── Extracted data ──

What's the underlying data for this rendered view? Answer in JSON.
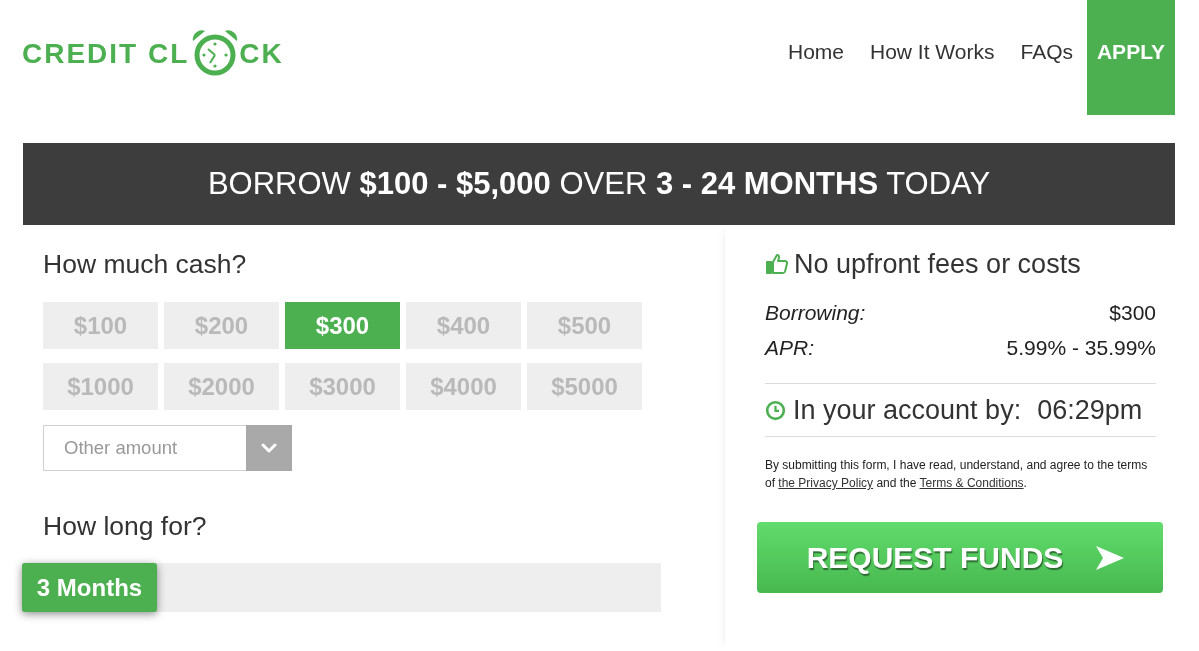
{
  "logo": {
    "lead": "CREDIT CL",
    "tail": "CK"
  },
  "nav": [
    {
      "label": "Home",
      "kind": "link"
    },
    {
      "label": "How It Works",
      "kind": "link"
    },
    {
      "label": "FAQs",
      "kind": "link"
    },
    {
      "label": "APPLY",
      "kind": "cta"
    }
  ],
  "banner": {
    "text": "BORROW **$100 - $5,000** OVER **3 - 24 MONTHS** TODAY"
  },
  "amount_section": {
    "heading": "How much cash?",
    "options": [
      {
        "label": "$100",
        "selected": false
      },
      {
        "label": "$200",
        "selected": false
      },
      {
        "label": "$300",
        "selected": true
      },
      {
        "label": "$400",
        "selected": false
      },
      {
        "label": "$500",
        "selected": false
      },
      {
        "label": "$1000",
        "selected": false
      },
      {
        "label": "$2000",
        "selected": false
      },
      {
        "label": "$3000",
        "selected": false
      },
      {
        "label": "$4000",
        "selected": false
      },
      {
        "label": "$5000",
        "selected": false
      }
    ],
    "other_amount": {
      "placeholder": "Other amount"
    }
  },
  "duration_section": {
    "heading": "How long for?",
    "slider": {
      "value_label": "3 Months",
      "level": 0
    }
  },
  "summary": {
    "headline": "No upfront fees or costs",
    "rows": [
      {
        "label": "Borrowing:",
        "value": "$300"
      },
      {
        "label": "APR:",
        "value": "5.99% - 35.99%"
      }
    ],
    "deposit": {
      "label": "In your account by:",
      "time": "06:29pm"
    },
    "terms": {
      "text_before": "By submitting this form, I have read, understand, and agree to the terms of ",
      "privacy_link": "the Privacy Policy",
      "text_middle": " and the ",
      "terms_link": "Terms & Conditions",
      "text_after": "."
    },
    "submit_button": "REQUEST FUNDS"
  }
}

───
── Extracted data ──

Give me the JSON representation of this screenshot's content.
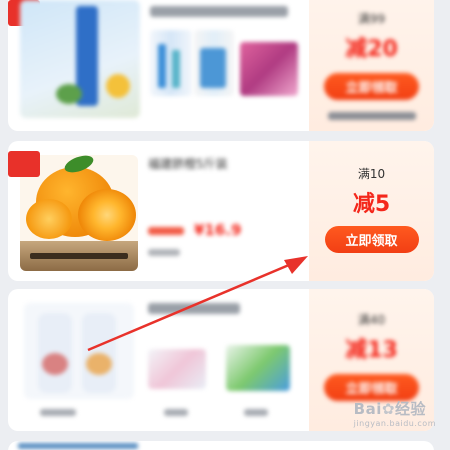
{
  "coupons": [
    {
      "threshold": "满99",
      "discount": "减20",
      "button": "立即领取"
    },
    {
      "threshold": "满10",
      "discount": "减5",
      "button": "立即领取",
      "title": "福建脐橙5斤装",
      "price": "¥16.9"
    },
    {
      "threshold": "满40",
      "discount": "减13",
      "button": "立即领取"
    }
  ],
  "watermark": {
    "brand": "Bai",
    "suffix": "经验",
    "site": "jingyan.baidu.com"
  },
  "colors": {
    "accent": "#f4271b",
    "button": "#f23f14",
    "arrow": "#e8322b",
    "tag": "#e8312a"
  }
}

───

▶ Task requirements:
Tally the lines in the listing that hold "JSON" and report the number alone.

▶ Problem solution:
2